● Stored data entries
=-=-=-=-=

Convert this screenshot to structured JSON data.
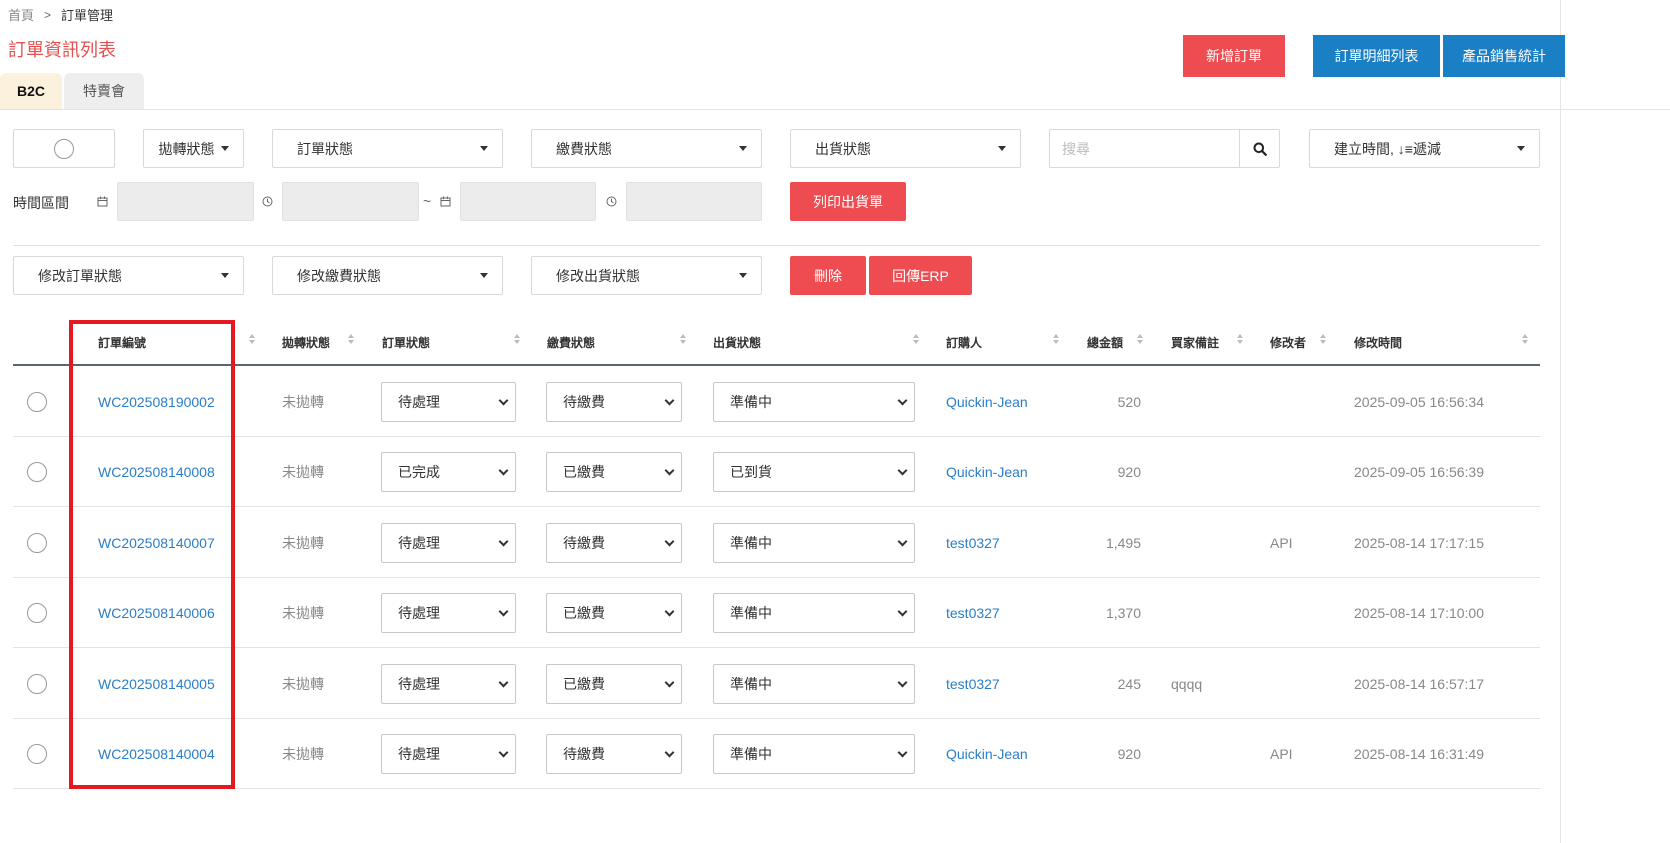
{
  "breadcrumb": {
    "home": "首頁",
    "sep": ">",
    "current": "訂單管理"
  },
  "title": "訂單資訊列表",
  "actions": {
    "new_order": "新增訂單",
    "order_detail_list": "訂單明細列表",
    "product_sales_stats": "產品銷售統計"
  },
  "tabs": [
    {
      "label": "B2C",
      "active": true
    },
    {
      "label": "特賣會",
      "active": false
    }
  ],
  "filters": {
    "transfer_status": "拋轉狀態",
    "order_status": "訂單狀態",
    "payment_status": "繳費狀態",
    "shipping_status": "出貨狀態",
    "search_placeholder": "搜尋",
    "sort": "建立時間, ↓≡遞減",
    "time_range_label": "時間區間",
    "range_sep": "~",
    "print_shipping": "列印出貨單"
  },
  "batch": {
    "edit_order_status": "修改訂單狀態",
    "edit_payment_status": "修改繳費狀態",
    "edit_shipping_status": "修改出貨狀態",
    "delete": "刪除",
    "send_erp": "回傳ERP"
  },
  "table": {
    "columns": [
      "訂單編號",
      "拋轉狀態",
      "訂單狀態",
      "繳費狀態",
      "出貨狀態",
      "訂購人",
      "總金額",
      "買家備註",
      "修改者",
      "修改時間"
    ],
    "rows": [
      {
        "order_no": "WC202508190002",
        "transfer": "未拋轉",
        "order_status": "待處理",
        "payment": "待繳費",
        "shipping": "準備中",
        "buyer": "Quickin-Jean",
        "total": "520",
        "note": "",
        "modifier": "",
        "modified": "2025-09-05 16:56:34"
      },
      {
        "order_no": "WC202508140008",
        "transfer": "未拋轉",
        "order_status": "已完成",
        "payment": "已繳費",
        "shipping": "已到貨",
        "buyer": "Quickin-Jean",
        "total": "920",
        "note": "",
        "modifier": "",
        "modified": "2025-09-05 16:56:39"
      },
      {
        "order_no": "WC202508140007",
        "transfer": "未拋轉",
        "order_status": "待處理",
        "payment": "待繳費",
        "shipping": "準備中",
        "buyer": "test0327",
        "total": "1,495",
        "note": "",
        "modifier": "API",
        "modified": "2025-08-14 17:17:15"
      },
      {
        "order_no": "WC202508140006",
        "transfer": "未拋轉",
        "order_status": "待處理",
        "payment": "已繳費",
        "shipping": "準備中",
        "buyer": "test0327",
        "total": "1,370",
        "note": "",
        "modifier": "",
        "modified": "2025-08-14 17:10:00"
      },
      {
        "order_no": "WC202508140005",
        "transfer": "未拋轉",
        "order_status": "待處理",
        "payment": "已繳費",
        "shipping": "準備中",
        "buyer": "test0327",
        "total": "245",
        "note": "qqqq",
        "modifier": "",
        "modified": "2025-08-14 16:57:17"
      },
      {
        "order_no": "WC202508140004",
        "transfer": "未拋轉",
        "order_status": "待處理",
        "payment": "待繳費",
        "shipping": "準備中",
        "buyer": "Quickin-Jean",
        "total": "920",
        "note": "",
        "modifier": "API",
        "modified": "2025-08-14 16:31:49"
      }
    ]
  },
  "colors": {
    "accent_red": "#ee4c50",
    "accent_blue": "#1b7fc6",
    "link": "#2a7ec7",
    "highlight_box": "#e3191f"
  }
}
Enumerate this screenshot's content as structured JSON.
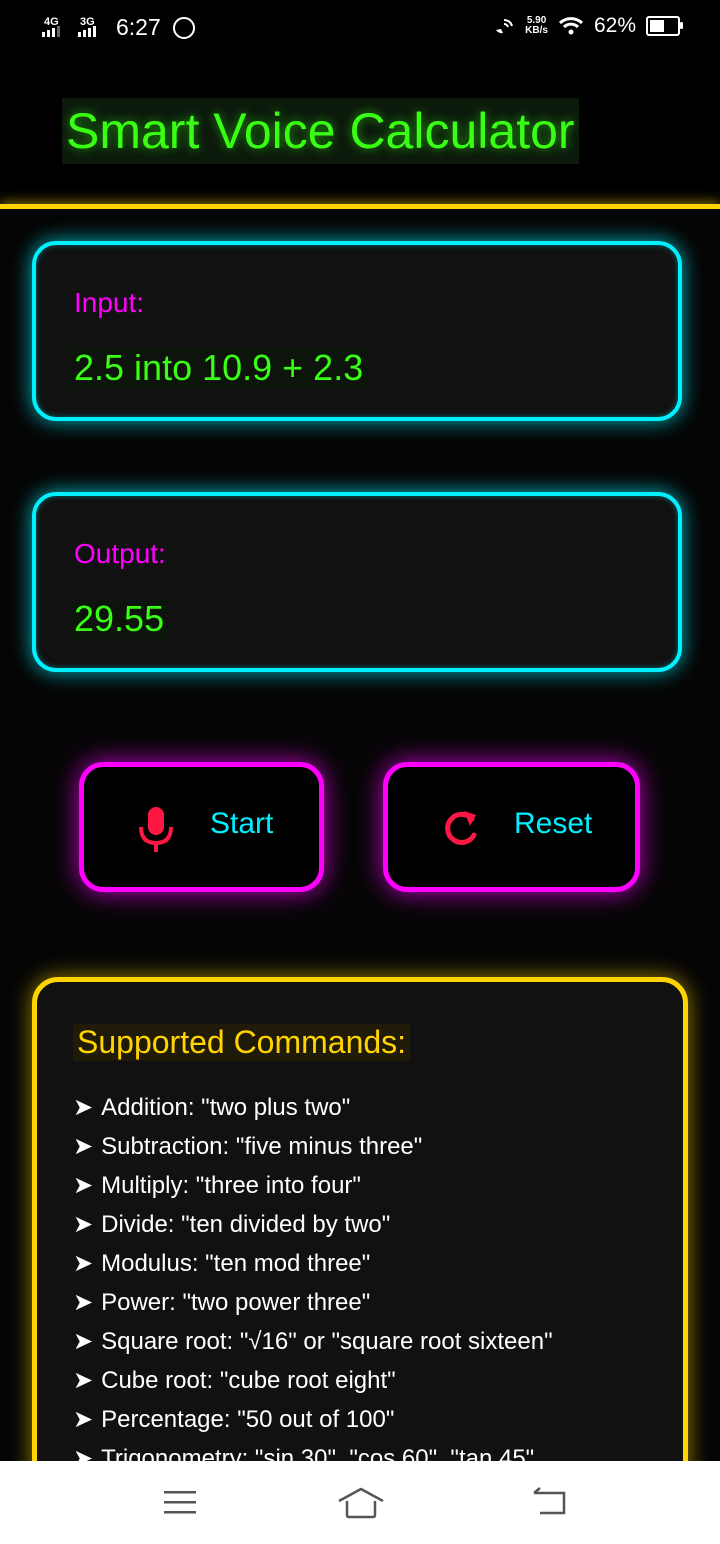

=-=-=-=-=

● Aim
Exclude every picture and copy the remaining data exactly.

● Response
Convert this screenshot to structured JSON data.
{
  "breadcrumb": {
    "home": "首頁",
    "sep": ">",
    "current": "訂單管理"
  },
  "title": "訂單資訊列表",
  "actions": {
    "new_order": "新增訂單",
    "order_detail_list": "訂單明細列表",
    "product_sales_stats": "產品銷售統計"
  },
  "tabs": [
    {
      "label": "B2C",
      "active": true
    },
    {
      "label": "特賣會",
      "active": false
    }
  ],
  "filters": {
    "transfer_status": "拋轉狀態",
    "order_status": "訂單狀態",
    "payment_status": "繳費狀態",
    "shipping_status": "出貨狀態",
    "search_placeholder": "搜尋",
    "sort": "建立時間, ↓≡遞減",
    "time_range_label": "時間區間",
    "range_sep": "~",
    "print_shipping": "列印出貨單"
  },
  "batch": {
    "edit_order_status": "修改訂單狀態",
    "edit_payment_status": "修改繳費狀態",
    "edit_shipping_status": "修改出貨狀態",
    "delete": "刪除",
    "send_erp": "回傳ERP"
  },
  "table": {
    "columns": [
      "訂單編號",
      "拋轉狀態",
      "訂單狀態",
      "繳費狀態",
      "出貨狀態",
      "訂購人",
      "總金額",
      "買家備註",
      "修改者",
      "修改時間"
    ],
    "rows": [
      {
        "order_no": "WC202508190002",
        "transfer": "未拋轉",
        "order_status": "待處理",
        "payment": "待繳費",
        "shipping": "準備中",
        "buyer": "Quickin-Jean",
        "total": "520",
        "note": "",
        "modifier": "",
        "modified": "2025-09-05 16:56:34"
      },
      {
        "order_no": "WC202508140008",
        "transfer": "未拋轉",
        "order_status": "已完成",
        "payment": "已繳費",
        "shipping": "已到貨",
        "buyer": "Quickin-Jean",
        "total": "920",
        "note": "",
        "modifier": "",
        "modified": "2025-09-05 16:56:39"
      },
      {
        "order_no": "WC202508140007",
        "transfer": "未拋轉",
        "order_status": "待處理",
        "payment": "待繳費",
        "shipping": "準備中",
        "buyer": "test0327",
        "total": "1,495",
        "note": "",
        "modifier": "API",
        "modified": "2025-08-14 17:17:15"
      },
      {
        "order_no": "WC202508140006",
        "transfer": "未拋轉",
        "order_status": "待處理",
        "payment": "已繳費",
        "shipping": "準備中",
        "buyer": "test0327",
        "total": "1,370",
        "note": "",
        "modifier": "",
        "modified": "2025-08-14 17:10:00"
      },
      {
        "order_no": "WC202508140005",
        "transfer": "未拋轉",
        "order_status": "待處理",
        "payment": "已繳費",
        "shipping": "準備中",
        "buyer": "test0327",
        "total": "245",
        "note": "qqqq",
        "modifier": "",
        "modified": "2025-08-14 16:57:17"
      },
      {
        "order_no": "WC202508140004",
        "transfer": "未拋轉",
        "order_status": "待處理",
        "payment": "待繳費",
        "shipping": "準備中",
        "buyer": "Quickin-Jean",
        "total": "920",
        "note": "",
        "modifier": "API",
        "modified": "2025-08-14 16:31:49"
      }
    ]
  },
  "colors": {
    "accent_red": "#ee4c50",
    "accent_blue": "#1b7fc6",
    "link": "#2a7ec7",
    "highlight_box": "#e3191f"
  }
}
Enumerate this screenshot's content as structured JSON.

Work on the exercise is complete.